**Exercise task:**
The entries below are to be written out again without alteration.
## START Items
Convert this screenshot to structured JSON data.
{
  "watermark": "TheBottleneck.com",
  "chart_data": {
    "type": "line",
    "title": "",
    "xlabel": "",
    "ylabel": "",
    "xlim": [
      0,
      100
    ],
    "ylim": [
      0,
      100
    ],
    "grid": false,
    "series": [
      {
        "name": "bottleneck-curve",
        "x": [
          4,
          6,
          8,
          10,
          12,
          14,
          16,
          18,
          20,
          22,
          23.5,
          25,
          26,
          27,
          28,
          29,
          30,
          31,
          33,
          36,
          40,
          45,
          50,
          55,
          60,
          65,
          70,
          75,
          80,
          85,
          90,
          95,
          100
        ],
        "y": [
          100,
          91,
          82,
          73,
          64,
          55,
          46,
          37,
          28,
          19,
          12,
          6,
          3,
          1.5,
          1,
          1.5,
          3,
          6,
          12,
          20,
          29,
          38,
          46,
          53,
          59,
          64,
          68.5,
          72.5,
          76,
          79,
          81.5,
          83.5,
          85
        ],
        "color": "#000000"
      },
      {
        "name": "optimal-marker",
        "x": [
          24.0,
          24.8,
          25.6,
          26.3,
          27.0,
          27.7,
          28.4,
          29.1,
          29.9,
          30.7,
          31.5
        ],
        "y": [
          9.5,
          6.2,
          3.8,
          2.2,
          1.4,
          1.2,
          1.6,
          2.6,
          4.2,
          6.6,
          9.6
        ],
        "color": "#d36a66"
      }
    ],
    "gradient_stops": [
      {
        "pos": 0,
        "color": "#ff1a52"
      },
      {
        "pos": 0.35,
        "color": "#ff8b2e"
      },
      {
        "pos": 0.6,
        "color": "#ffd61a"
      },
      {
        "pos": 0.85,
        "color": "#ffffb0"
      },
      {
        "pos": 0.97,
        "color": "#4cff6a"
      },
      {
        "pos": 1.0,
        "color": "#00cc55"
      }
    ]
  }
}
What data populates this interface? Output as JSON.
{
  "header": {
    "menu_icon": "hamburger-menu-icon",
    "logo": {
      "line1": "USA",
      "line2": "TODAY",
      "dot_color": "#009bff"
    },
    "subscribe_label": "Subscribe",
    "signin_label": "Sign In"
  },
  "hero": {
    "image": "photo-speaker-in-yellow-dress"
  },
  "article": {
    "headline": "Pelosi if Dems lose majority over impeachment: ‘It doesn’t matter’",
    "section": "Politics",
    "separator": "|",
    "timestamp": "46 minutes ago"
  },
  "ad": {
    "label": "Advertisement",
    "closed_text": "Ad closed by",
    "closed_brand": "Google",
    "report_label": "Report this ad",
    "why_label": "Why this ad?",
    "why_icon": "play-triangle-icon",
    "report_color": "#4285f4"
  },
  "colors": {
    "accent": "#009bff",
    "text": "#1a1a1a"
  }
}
## END Items
**Answer to this exercise:**
Convert this screenshot to structured JSON data.
{
  "watermark": "TheBottleneck.com",
  "chart_data": {
    "type": "line",
    "title": "",
    "xlabel": "",
    "ylabel": "",
    "xlim": [
      0,
      100
    ],
    "ylim": [
      0,
      100
    ],
    "grid": false,
    "series": [
      {
        "name": "bottleneck-curve",
        "x": [
          4,
          6,
          8,
          10,
          12,
          14,
          16,
          18,
          20,
          22,
          23.5,
          25,
          26,
          27,
          28,
          29,
          30,
          31,
          33,
          36,
          40,
          45,
          50,
          55,
          60,
          65,
          70,
          75,
          80,
          85,
          90,
          95,
          100
        ],
        "y": [
          100,
          91,
          82,
          73,
          64,
          55,
          46,
          37,
          28,
          19,
          12,
          6,
          3,
          1.5,
          1,
          1.5,
          3,
          6,
          12,
          20,
          29,
          38,
          46,
          53,
          59,
          64,
          68.5,
          72.5,
          76,
          79,
          81.5,
          83.5,
          85
        ],
        "color": "#000000"
      },
      {
        "name": "optimal-marker",
        "x": [
          24.0,
          24.8,
          25.6,
          26.3,
          27.0,
          27.7,
          28.4,
          29.1,
          29.9,
          30.7,
          31.5
        ],
        "y": [
          9.5,
          6.2,
          3.8,
          2.2,
          1.4,
          1.2,
          1.6,
          2.6,
          4.2,
          6.6,
          9.6
        ],
        "color": "#d36a66"
      }
    ],
    "gradient_stops": [
      {
        "pos": 0,
        "color": "#ff1a52"
      },
      {
        "pos": 0.35,
        "color": "#ff8b2e"
      },
      {
        "pos": 0.6,
        "color": "#ffd61a"
      },
      {
        "pos": 0.85,
        "color": "#ffffb0"
      },
      {
        "pos": 0.97,
        "color": "#4cff6a"
      },
      {
        "pos": 1.0,
        "color": "#00cc55"
      }
    ]
  }
}
What data populates this interface? Output as JSON.
{
  "header": {
    "menu_icon": "hamburger-menu-icon",
    "logo": {
      "line1": "USA",
      "line2": "TODAY",
      "dot_color": "#009bff"
    },
    "subscribe_label": "Subscribe",
    "signin_label": "Sign In"
  },
  "hero": {
    "image": "photo-speaker-in-yellow-dress"
  },
  "article": {
    "headline": "Pelosi if Dems lose majority over impeachment: ‘It doesn’t matter’",
    "section": "Politics",
    "separator": "|",
    "timestamp": "46 minutes ago"
  },
  "ad": {
    "label": "Advertisement",
    "closed_text": "Ad closed by",
    "closed_brand": "Google",
    "report_label": "Report this ad",
    "why_label": "Why this ad?",
    "why_icon": "play-triangle-icon",
    "report_color": "#4285f4"
  },
  "colors": {
    "accent": "#009bff",
    "text": "#1a1a1a"
  }
}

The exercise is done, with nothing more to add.